### What is required:
All entries must be extracted exactly, with nothing added or dropped.
— Start Records supplied —
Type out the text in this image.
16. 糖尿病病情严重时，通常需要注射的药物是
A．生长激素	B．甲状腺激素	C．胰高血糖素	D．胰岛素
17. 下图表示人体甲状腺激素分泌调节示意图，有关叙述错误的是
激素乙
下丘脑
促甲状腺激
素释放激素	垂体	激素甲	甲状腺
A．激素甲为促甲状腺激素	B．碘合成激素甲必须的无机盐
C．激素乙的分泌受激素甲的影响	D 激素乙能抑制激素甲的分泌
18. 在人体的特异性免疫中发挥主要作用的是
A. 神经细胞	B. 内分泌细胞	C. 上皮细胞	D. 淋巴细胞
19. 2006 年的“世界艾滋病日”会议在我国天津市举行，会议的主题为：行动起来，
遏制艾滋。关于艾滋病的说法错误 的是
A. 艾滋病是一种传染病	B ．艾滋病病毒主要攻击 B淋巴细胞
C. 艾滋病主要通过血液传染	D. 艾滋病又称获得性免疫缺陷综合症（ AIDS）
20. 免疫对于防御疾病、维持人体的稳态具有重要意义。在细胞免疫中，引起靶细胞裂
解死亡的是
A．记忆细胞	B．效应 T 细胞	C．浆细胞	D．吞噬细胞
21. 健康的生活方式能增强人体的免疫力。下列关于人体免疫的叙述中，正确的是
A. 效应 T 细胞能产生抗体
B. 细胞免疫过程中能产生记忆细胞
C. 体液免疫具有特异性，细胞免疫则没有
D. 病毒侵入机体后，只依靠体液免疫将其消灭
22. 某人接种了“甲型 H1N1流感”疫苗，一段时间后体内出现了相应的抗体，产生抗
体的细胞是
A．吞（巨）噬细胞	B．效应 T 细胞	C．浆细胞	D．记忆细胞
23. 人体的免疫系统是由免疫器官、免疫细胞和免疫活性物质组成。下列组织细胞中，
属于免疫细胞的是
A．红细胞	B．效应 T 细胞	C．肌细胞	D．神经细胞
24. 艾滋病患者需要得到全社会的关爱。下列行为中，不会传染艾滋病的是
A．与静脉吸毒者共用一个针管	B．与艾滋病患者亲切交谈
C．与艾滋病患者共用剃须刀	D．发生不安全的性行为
— End Records supplied —
### Final result:
Type out the text in this image.
16. 糖尿病病情严重时，通常需要注射的药物是
A．生长激素	B．甲状腺激素	C．胰高血糖素	D．胰岛素
17. 下图表示人体甲状腺激素分泌调节示意图，有关叙述错误的是
激素乙
下丘脑
促甲状腺激
素释放激素	垂体	激素甲	甲状腺
A．激素甲为促甲状腺激素	B．碘合成激素甲必须的无机盐
C．激素乙的分泌受激素甲的影响	D 激素乙能抑制激素甲的分泌
18. 在人体的特异性免疫中发挥主要作用的是
A. 神经细胞	B. 内分泌细胞	C. 上皮细胞	D. 淋巴细胞
19. 2006 年的“世界艾滋病日”会议在我国天津市举行，会议的主题为：行动起来，
遏制艾滋。关于艾滋病的说法错误 的是
A. 艾滋病是一种传染病	B ．艾滋病病毒主要攻击 B淋巴细胞
C. 艾滋病主要通过血液传染	D. 艾滋病又称获得性免疫缺陷综合症（ AIDS）
20. 免疫对于防御疾病、维持人体的稳态具有重要意义。在细胞免疫中，引起靶细胞裂
解死亡的是
A．记忆细胞	B．效应 T 细胞	C．浆细胞	D．吞噬细胞
21. 健康的生活方式能增强人体的免疫力。下列关于人体免疫的叙述中，正确的是
A. 效应 T 细胞能产生抗体
B. 细胞免疫过程中能产生记忆细胞
C. 体液免疫具有特异性，细胞免疫则没有
D. 病毒侵入机体后，只依靠体液免疫将其消灭
22. 某人接种了“甲型 H1N1流感”疫苗，一段时间后体内出现了相应的抗体，产生抗
体的细胞是
A．吞（巨）噬细胞	B．效应 T 细胞	C．浆细胞	D．记忆细胞
23. 人体的免疫系统是由免疫器官、免疫细胞和免疫活性物质组成。下列组织细胞中，
属于免疫细胞的是
A．红细胞	B．效应 T 细胞	C．肌细胞	D．神经细胞
24. 艾滋病患者需要得到全社会的关爱。下列行为中，不会传染艾滋病的是
A．与静脉吸毒者共用一个针管	B．与艾滋病患者亲切交谈
C．与艾滋病患者共用剃须刀	D．发生不安全的性行为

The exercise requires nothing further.